What is expected: Exactly reproduce the entries, dropping any pictures from your copy.
--- BEGIN ---
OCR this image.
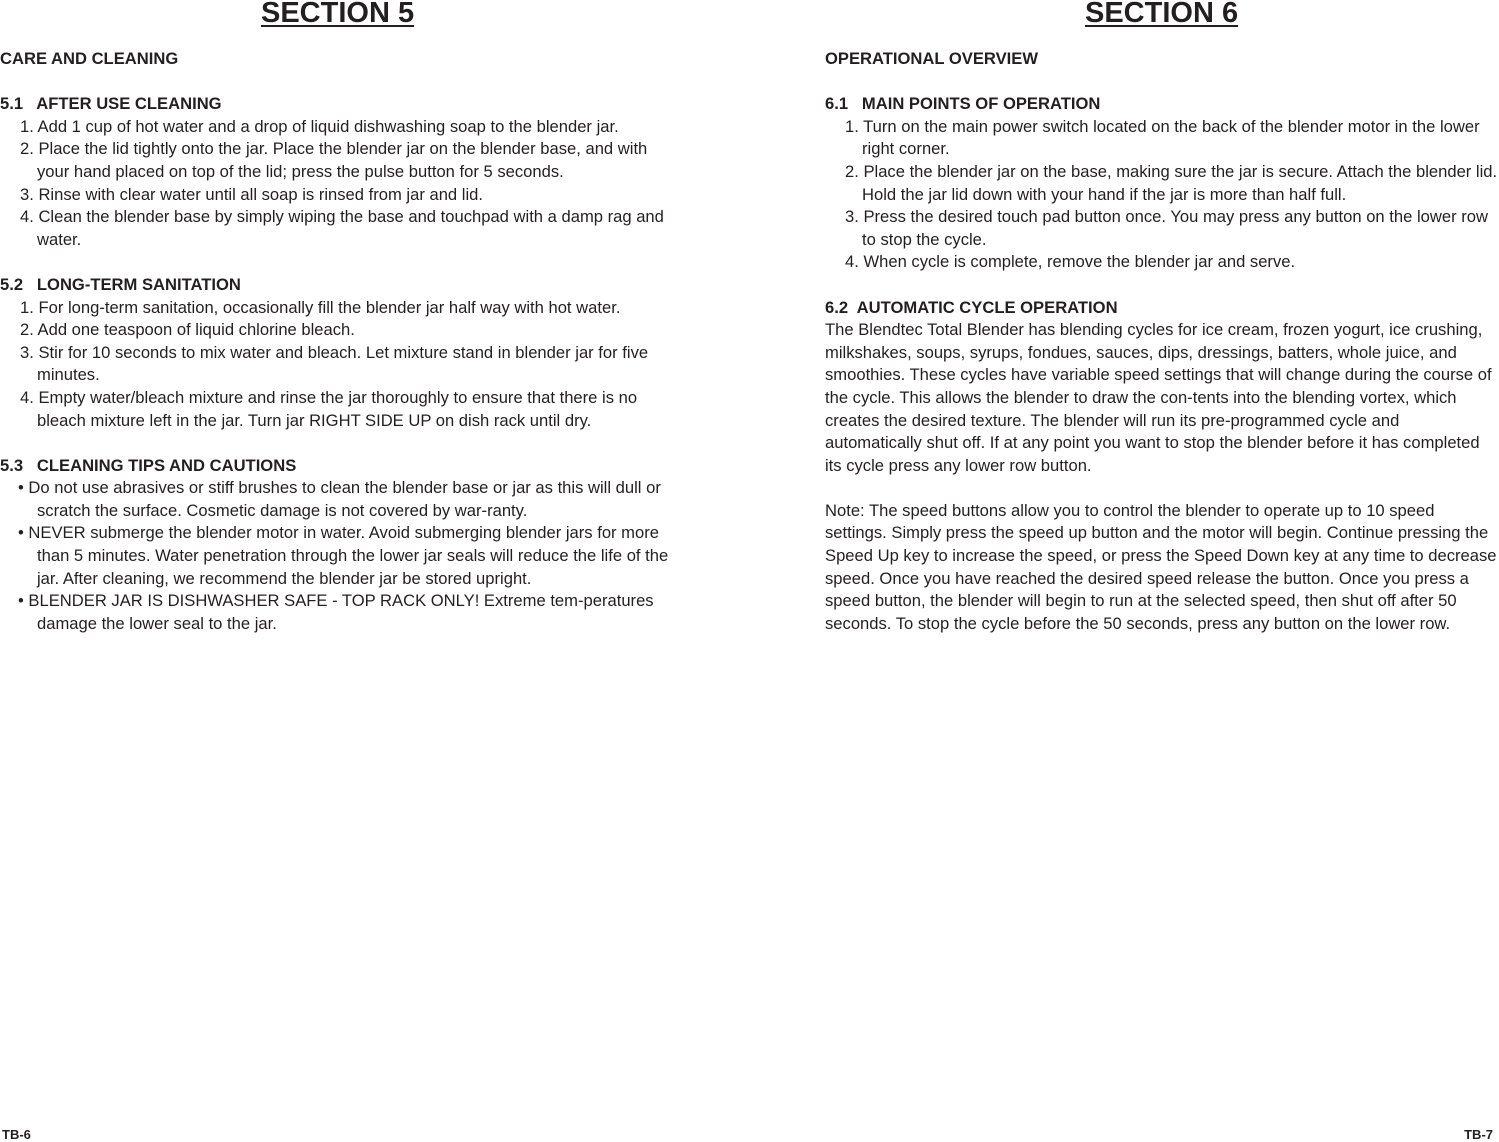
SECTION 5
CARE AND CLEANING
5.1   AFTER USE CLEANING
1. Add 1 cup of hot water and a drop of liquid dishwashing soap to the blender jar.
2. Place the lid tightly onto the jar. Place the blender jar on the blender base, and with your hand placed on top of the lid; press the pulse button for 5 seconds.
3. Rinse with clear water until all soap is rinsed from jar and lid.
4. Clean the blender base by simply wiping the base and touchpad with a damp rag and water.
5.2   LONG-TERM SANITATION
1. For long-term sanitation, occasionally fill the blender jar half way with hot water.
2. Add one teaspoon of liquid chlorine bleach.
3. Stir for 10 seconds to mix water and bleach. Let mixture stand in blender jar for five minutes.
4. Empty water/bleach mixture and rinse the jar thoroughly to ensure that there is no bleach mixture left in the jar. Turn jar RIGHT SIDE UP on dish rack until dry.
5.3   CLEANING TIPS AND CAUTIONS
• Do not use abrasives or stiff brushes to clean the blender base or jar as this will dull or scratch the surface. Cosmetic damage is not covered by war-ranty.
• NEVER submerge the blender motor in water. Avoid submerging blender jars for more than 5 minutes. Water penetration through the lower jar seals will reduce the life of the jar. After cleaning, we recommend the blender jar be stored upright.
• BLENDER JAR IS DISHWASHER SAFE - TOP RACK ONLY! Extreme tem-peratures damage the lower seal to the jar.
TB-6
SECTION 6
OPERATIONAL OVERVIEW
6.1   MAIN POINTS OF OPERATION
1. Turn on the main power switch located on the back of the blender motor in the lower right corner.
2. Place the blender jar on the base, making sure the jar is secure. Attach the blender lid. Hold the jar lid down with your hand if the jar is more than half full.
3. Press the desired touch pad button once. You may press any button on the lower row to stop the cycle.
4. When cycle is complete, remove the blender jar and serve.
6.2  AUTOMATIC CYCLE OPERATION
The Blendtec Total Blender has blending cycles for ice cream, frozen yogurt, ice crushing, milkshakes, soups, syrups, fondues, sauces, dips, dressings, batters, whole juice, and smoothies. These cycles have variable speed settings that will change during the course of the cycle. This allows the blender to draw the con-tents into the blending vortex, which creates the desired texture. The blender will run its pre-programmed cycle and automatically shut off. If at any point you want to stop the blender before it has completed its cycle press any lower row button.
Note: The speed buttons allow you to control the blender to operate up to 10 speed settings. Simply press the speed up button and the motor will begin. Continue pressing the Speed Up key to increase the speed, or press the Speed Down key at any time to decrease speed. Once you have reached the desired speed release the button. Once you press a speed button, the blender will begin to run at the selected speed, then shut off after 50 seconds. To stop the cycle before the 50 seconds, press any button on the lower row.
TB-7
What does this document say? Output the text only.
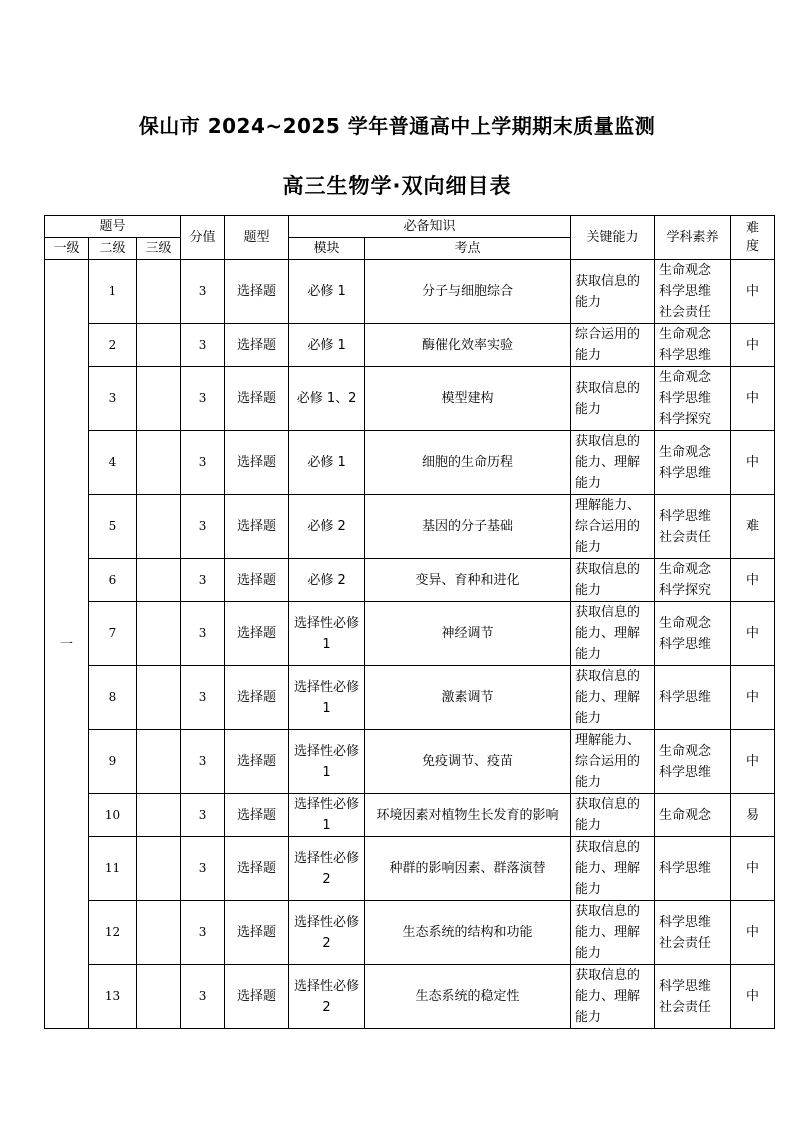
保山市 2024~2025 学年普通高中上学期期末质量监测
高三生物学·双向细目表
题号			分值	题型	必备知识		关键能力	学科素养	难
度

一级	二级	三级			模块	考点			
一	1		3	选择题	必修 1	分子与细胞综合	获取信息的
能力	生命观念
科学思维
社会责任	中
	2		3	选择题	必修 1	酶催化效率实验	综合运用的
能力	生命观念
科学思维	中
	3		3	选择题	必修 1、2	模型建构	获取信息的
能力	生命观念
科学思维
科学探究	中
	4		3	选择题	必修 1	细胞的生命历程	获取信息的
能力、理解
能力	生命观念
科学思维	中
	5		3	选择题	必修 2	基因的分子基础	理解能力、
综合运用的
能力	科学思维
社会责任	难
	6		3	选择题	必修 2	变异、育种和进化	获取信息的
能力	生命观念
科学探究	中
	7		3	选择题	选择性必修 1	神经调节	获取信息的
能力、理解
能力	生命观念
科学思维	中
	8		3	选择题	选择性必修 1	激素调节	获取信息的
能力、理解
能力	科学思维	中
	9		3	选择题	选择性必修 1	免疫调节、疫苗	理解能力、
综合运用的
能力	生命观念
科学思维	中
	10		3	选择题	选择性必修 1	环境因素对植物生长发育的影响	获取信息的
能力	生命观念	易
	11		3	选择题	选择性必修 2	种群的影响因素、群落演替	获取信息的
能力、理解
能力	科学思维	中
	12		3	选择题	选择性必修 2	生态系统的结构和功能	获取信息的
能力、理解
能力	科学思维
社会责任	中
	13		3	选择题	选择性必修 2	生态系统的稳定性	获取信息的
能力、理解
能力	科学思维
社会责任	中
--- END ---
Exercise answer:
OCR this image.
SECTION 5
CARE AND CLEANING
5.1   AFTER USE CLEANING
1. Add 1 cup of hot water and a drop of liquid dishwashing soap to the blender jar.
2. Place the lid tightly onto the jar. Place the blender jar on the blender base, and with your hand placed on top of the lid; press the pulse button for 5 seconds.
3. Rinse with clear water until all soap is rinsed from jar and lid.
4. Clean the blender base by simply wiping the base and touchpad with a damp rag and water.
5.2   LONG-TERM SANITATION
1. For long-term sanitation, occasionally fill the blender jar half way with hot water.
2. Add one teaspoon of liquid chlorine bleach.
3. Stir for 10 seconds to mix water and bleach. Let mixture stand in blender jar for five minutes.
4. Empty water/bleach mixture and rinse the jar thoroughly to ensure that there is no bleach mixture left in the jar. Turn jar RIGHT SIDE UP on dish rack until dry.
5.3   CLEANING TIPS AND CAUTIONS
• Do not use abrasives or stiff brushes to clean the blender base or jar as this will dull or scratch the surface. Cosmetic damage is not covered by war-ranty.
• NEVER submerge the blender motor in water. Avoid submerging blender jars for more than 5 minutes. Water penetration through the lower jar seals will reduce the life of the jar. After cleaning, we recommend the blender jar be stored upright.
• BLENDER JAR IS DISHWASHER SAFE - TOP RACK ONLY! Extreme tem-peratures damage the lower seal to the jar.
TB-6
SECTION 6
OPERATIONAL OVERVIEW
6.1   MAIN POINTS OF OPERATION
1. Turn on the main power switch located on the back of the blender motor in the lower right corner.
2. Place the blender jar on the base, making sure the jar is secure. Attach the blender lid. Hold the jar lid down with your hand if the jar is more than half full.
3. Press the desired touch pad button once. You may press any button on the lower row to stop the cycle.
4. When cycle is complete, remove the blender jar and serve.
6.2  AUTOMATIC CYCLE OPERATION
The Blendtec Total Blender has blending cycles for ice cream, frozen yogurt, ice crushing, milkshakes, soups, syrups, fondues, sauces, dips, dressings, batters, whole juice, and smoothies. These cycles have variable speed settings that will change during the course of the cycle. This allows the blender to draw the con-tents into the blending vortex, which creates the desired texture. The blender will run its pre-programmed cycle and automatically shut off. If at any point you want to stop the blender before it has completed its cycle press any lower row button.
Note: The speed buttons allow you to control the blender to operate up to 10 speed settings. Simply press the speed up button and the motor will begin. Continue pressing the Speed Up key to increase the speed, or press the Speed Down key at any time to decrease speed. Once you have reached the desired speed release the button. Once you press a speed button, the blender will begin to run at the selected speed, then shut off after 50 seconds. To stop the cycle before the 50 seconds, press any button on the lower row.
TB-7
What does this document say? Output the text only.
保山市 2024~2025 学年普通高中上学期期末质量监测
高三生物学·双向细目表
题号			分值	题型	必备知识		关键能力	学科素养	难
度

一级	二级	三级			模块	考点			
一	1		3	选择题	必修 1	分子与细胞综合	获取信息的
能力	生命观念
科学思维
社会责任	中
	2		3	选择题	必修 1	酶催化效率实验	综合运用的
能力	生命观念
科学思维	中
	3		3	选择题	必修 1、2	模型建构	获取信息的
能力	生命观念
科学思维
科学探究	中
	4		3	选择题	必修 1	细胞的生命历程	获取信息的
能力、理解
能力	生命观念
科学思维	中
	5		3	选择题	必修 2	基因的分子基础	理解能力、
综合运用的
能力	科学思维
社会责任	难
	6		3	选择题	必修 2	变异、育种和进化	获取信息的
能力	生命观念
科学探究	中
	7		3	选择题	选择性必修 1	神经调节	获取信息的
能力、理解
能力	生命观念
科学思维	中
	8		3	选择题	选择性必修 1	激素调节	获取信息的
能力、理解
能力	科学思维	中
	9		3	选择题	选择性必修 1	免疫调节、疫苗	理解能力、
综合运用的
能力	生命观念
科学思维	中
	10		3	选择题	选择性必修 1	环境因素对植物生长发育的影响	获取信息的
能力	生命观念	易
	11		3	选择题	选择性必修 2	种群的影响因素、群落演替	获取信息的
能力、理解
能力	科学思维	中
	12		3	选择题	选择性必修 2	生态系统的结构和功能	获取信息的
能力、理解
能力	科学思维
社会责任	中
	13		3	选择题	选择性必修 2	生态系统的稳定性	获取信息的
能力、理解
能力	科学思维
社会责任	中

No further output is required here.